Figure contents as structured data
•••

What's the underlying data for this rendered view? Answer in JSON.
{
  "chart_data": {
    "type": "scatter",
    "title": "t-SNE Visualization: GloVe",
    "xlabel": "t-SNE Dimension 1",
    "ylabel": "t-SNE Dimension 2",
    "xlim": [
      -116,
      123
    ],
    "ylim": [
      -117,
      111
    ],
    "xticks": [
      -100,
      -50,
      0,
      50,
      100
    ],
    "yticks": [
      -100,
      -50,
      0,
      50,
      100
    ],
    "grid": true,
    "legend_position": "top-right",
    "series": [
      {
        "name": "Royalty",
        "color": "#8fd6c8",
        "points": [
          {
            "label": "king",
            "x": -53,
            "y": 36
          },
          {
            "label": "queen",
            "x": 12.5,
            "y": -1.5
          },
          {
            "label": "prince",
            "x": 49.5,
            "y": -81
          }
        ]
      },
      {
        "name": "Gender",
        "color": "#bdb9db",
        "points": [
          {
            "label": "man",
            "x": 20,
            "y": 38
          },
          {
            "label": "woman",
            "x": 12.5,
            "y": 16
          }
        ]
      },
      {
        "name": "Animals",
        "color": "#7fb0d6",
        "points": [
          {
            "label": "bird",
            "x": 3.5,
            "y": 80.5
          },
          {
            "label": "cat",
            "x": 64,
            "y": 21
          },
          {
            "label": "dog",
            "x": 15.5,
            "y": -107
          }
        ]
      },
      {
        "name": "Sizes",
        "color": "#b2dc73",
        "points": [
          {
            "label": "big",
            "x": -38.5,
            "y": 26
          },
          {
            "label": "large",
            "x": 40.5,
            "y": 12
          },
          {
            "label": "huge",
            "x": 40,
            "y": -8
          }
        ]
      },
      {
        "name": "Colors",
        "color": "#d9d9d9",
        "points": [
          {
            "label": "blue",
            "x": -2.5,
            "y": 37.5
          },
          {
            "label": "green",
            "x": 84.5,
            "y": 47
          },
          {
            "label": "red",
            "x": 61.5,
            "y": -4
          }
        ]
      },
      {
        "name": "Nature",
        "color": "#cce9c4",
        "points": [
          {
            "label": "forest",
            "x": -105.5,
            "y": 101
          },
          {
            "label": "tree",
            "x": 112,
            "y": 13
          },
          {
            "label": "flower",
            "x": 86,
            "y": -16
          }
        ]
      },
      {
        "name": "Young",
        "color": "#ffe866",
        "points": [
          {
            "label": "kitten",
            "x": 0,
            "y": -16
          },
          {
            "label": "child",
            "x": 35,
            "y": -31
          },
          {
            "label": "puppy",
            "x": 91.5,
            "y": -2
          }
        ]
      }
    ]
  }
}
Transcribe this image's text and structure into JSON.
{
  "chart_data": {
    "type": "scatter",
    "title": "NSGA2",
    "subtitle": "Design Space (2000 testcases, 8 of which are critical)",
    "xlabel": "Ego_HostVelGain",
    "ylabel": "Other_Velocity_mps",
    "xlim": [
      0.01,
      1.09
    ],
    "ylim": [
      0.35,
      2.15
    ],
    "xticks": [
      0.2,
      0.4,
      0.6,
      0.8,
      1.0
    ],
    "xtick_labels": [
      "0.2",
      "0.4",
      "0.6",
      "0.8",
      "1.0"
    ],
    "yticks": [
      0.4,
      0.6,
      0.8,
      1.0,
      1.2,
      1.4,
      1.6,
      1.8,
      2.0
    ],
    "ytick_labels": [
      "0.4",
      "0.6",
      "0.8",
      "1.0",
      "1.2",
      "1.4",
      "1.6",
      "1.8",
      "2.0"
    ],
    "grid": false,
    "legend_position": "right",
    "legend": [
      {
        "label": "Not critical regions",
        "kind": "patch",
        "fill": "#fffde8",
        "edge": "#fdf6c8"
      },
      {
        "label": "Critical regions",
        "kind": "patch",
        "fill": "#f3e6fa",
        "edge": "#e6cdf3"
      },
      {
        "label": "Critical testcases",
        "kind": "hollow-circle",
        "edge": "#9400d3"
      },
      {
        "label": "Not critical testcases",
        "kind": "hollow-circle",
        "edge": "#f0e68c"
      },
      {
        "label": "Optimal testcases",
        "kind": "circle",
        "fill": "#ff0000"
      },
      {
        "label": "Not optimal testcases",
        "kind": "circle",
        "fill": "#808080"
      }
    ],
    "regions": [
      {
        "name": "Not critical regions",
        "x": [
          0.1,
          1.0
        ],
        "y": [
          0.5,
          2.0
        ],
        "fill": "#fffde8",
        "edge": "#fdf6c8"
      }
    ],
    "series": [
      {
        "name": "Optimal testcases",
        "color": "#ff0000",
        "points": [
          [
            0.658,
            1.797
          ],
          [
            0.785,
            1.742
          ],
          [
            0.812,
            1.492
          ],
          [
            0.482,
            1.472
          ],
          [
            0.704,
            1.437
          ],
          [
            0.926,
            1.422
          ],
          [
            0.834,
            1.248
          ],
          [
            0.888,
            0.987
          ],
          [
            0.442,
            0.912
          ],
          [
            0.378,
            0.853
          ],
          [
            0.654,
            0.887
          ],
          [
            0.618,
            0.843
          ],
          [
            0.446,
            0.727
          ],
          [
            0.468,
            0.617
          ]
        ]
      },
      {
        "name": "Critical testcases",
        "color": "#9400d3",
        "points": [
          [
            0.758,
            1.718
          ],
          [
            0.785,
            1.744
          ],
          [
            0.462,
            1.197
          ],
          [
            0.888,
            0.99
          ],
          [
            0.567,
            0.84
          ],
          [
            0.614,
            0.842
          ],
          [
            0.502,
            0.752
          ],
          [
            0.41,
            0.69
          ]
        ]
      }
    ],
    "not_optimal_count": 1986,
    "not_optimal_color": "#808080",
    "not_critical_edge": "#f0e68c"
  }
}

•••

GIVEN EXERCISE:
Retype all the records, matching them exactly.

RESULT OF THE TASK:
What's the underlying data for this rendered view? Answer in JSON.
{
  "chart_data": {
    "type": "scatter",
    "title": "t-SNE Visualization: GloVe",
    "xlabel": "t-SNE Dimension 1",
    "ylabel": "t-SNE Dimension 2",
    "xlim": [
      -116,
      123
    ],
    "ylim": [
      -117,
      111
    ],
    "xticks": [
      -100,
      -50,
      0,
      50,
      100
    ],
    "yticks": [
      -100,
      -50,
      0,
      50,
      100
    ],
    "grid": true,
    "legend_position": "top-right",
    "series": [
      {
        "name": "Royalty",
        "color": "#8fd6c8",
        "points": [
          {
            "label": "king",
            "x": -53,
            "y": 36
          },
          {
            "label": "queen",
            "x": 12.5,
            "y": -1.5
          },
          {
            "label": "prince",
            "x": 49.5,
            "y": -81
          }
        ]
      },
      {
        "name": "Gender",
        "color": "#bdb9db",
        "points": [
          {
            "label": "man",
            "x": 20,
            "y": 38
          },
          {
            "label": "woman",
            "x": 12.5,
            "y": 16
          }
        ]
      },
      {
        "name": "Animals",
        "color": "#7fb0d6",
        "points": [
          {
            "label": "bird",
            "x": 3.5,
            "y": 80.5
          },
          {
            "label": "cat",
            "x": 64,
            "y": 21
          },
          {
            "label": "dog",
            "x": 15.5,
            "y": -107
          }
        ]
      },
      {
        "name": "Sizes",
        "color": "#b2dc73",
        "points": [
          {
            "label": "big",
            "x": -38.5,
            "y": 26
          },
          {
            "label": "large",
            "x": 40.5,
            "y": 12
          },
          {
            "label": "huge",
            "x": 40,
            "y": -8
          }
        ]
      },
      {
        "name": "Colors",
        "color": "#d9d9d9",
        "points": [
          {
            "label": "blue",
            "x": -2.5,
            "y": 37.5
          },
          {
            "label": "green",
            "x": 84.5,
            "y": 47
          },
          {
            "label": "red",
            "x": 61.5,
            "y": -4
          }
        ]
      },
      {
        "name": "Nature",
        "color": "#cce9c4",
        "points": [
          {
            "label": "forest",
            "x": -105.5,
            "y": 101
          },
          {
            "label": "tree",
            "x": 112,
            "y": 13
          },
          {
            "label": "flower",
            "x": 86,
            "y": -16
          }
        ]
      },
      {
        "name": "Young",
        "color": "#ffe866",
        "points": [
          {
            "label": "kitten",
            "x": 0,
            "y": -16
          },
          {
            "label": "child",
            "x": 35,
            "y": -31
          },
          {
            "label": "puppy",
            "x": 91.5,
            "y": -2
          }
        ]
      }
    ]
  }
}
Transcribe this image's text and structure into JSON.
{
  "chart_data": {
    "type": "scatter",
    "title": "NSGA2",
    "subtitle": "Design Space (2000 testcases, 8 of which are critical)",
    "xlabel": "Ego_HostVelGain",
    "ylabel": "Other_Velocity_mps",
    "xlim": [
      0.01,
      1.09
    ],
    "ylim": [
      0.35,
      2.15
    ],
    "xticks": [
      0.2,
      0.4,
      0.6,
      0.8,
      1.0
    ],
    "xtick_labels": [
      "0.2",
      "0.4",
      "0.6",
      "0.8",
      "1.0"
    ],
    "yticks": [
      0.4,
      0.6,
      0.8,
      1.0,
      1.2,
      1.4,
      1.6,
      1.8,
      2.0
    ],
    "ytick_labels": [
      "0.4",
      "0.6",
      "0.8",
      "1.0",
      "1.2",
      "1.4",
      "1.6",
      "1.8",
      "2.0"
    ],
    "grid": false,
    "legend_position": "right",
    "legend": [
      {
        "label": "Not critical regions",
        "kind": "patch",
        "fill": "#fffde8",
        "edge": "#fdf6c8"
      },
      {
        "label": "Critical regions",
        "kind": "patch",
        "fill": "#f3e6fa",
        "edge": "#e6cdf3"
      },
      {
        "label": "Critical testcases",
        "kind": "hollow-circle",
        "edge": "#9400d3"
      },
      {
        "label": "Not critical testcases",
        "kind": "hollow-circle",
        "edge": "#f0e68c"
      },
      {
        "label": "Optimal testcases",
        "kind": "circle",
        "fill": "#ff0000"
      },
      {
        "label": "Not optimal testcases",
        "kind": "circle",
        "fill": "#808080"
      }
    ],
    "regions": [
      {
        "name": "Not critical regions",
        "x": [
          0.1,
          1.0
        ],
        "y": [
          0.5,
          2.0
        ],
        "fill": "#fffde8",
        "edge": "#fdf6c8"
      }
    ],
    "series": [
      {
        "name": "Optimal testcases",
        "color": "#ff0000",
        "points": [
          [
            0.658,
            1.797
          ],
          [
            0.785,
            1.742
          ],
          [
            0.812,
            1.492
          ],
          [
            0.482,
            1.472
          ],
          [
            0.704,
            1.437
          ],
          [
            0.926,
            1.422
          ],
          [
            0.834,
            1.248
          ],
          [
            0.888,
            0.987
          ],
          [
            0.442,
            0.912
          ],
          [
            0.378,
            0.853
          ],
          [
            0.654,
            0.887
          ],
          [
            0.618,
            0.843
          ],
          [
            0.446,
            0.727
          ],
          [
            0.468,
            0.617
          ]
        ]
      },
      {
        "name": "Critical testcases",
        "color": "#9400d3",
        "points": [
          [
            0.758,
            1.718
          ],
          [
            0.785,
            1.744
          ],
          [
            0.462,
            1.197
          ],
          [
            0.888,
            0.99
          ],
          [
            0.567,
            0.84
          ],
          [
            0.614,
            0.842
          ],
          [
            0.502,
            0.752
          ],
          [
            0.41,
            0.69
          ]
        ]
      }
    ],
    "not_optimal_count": 1986,
    "not_optimal_color": "#808080",
    "not_critical_edge": "#f0e68c"
  }
}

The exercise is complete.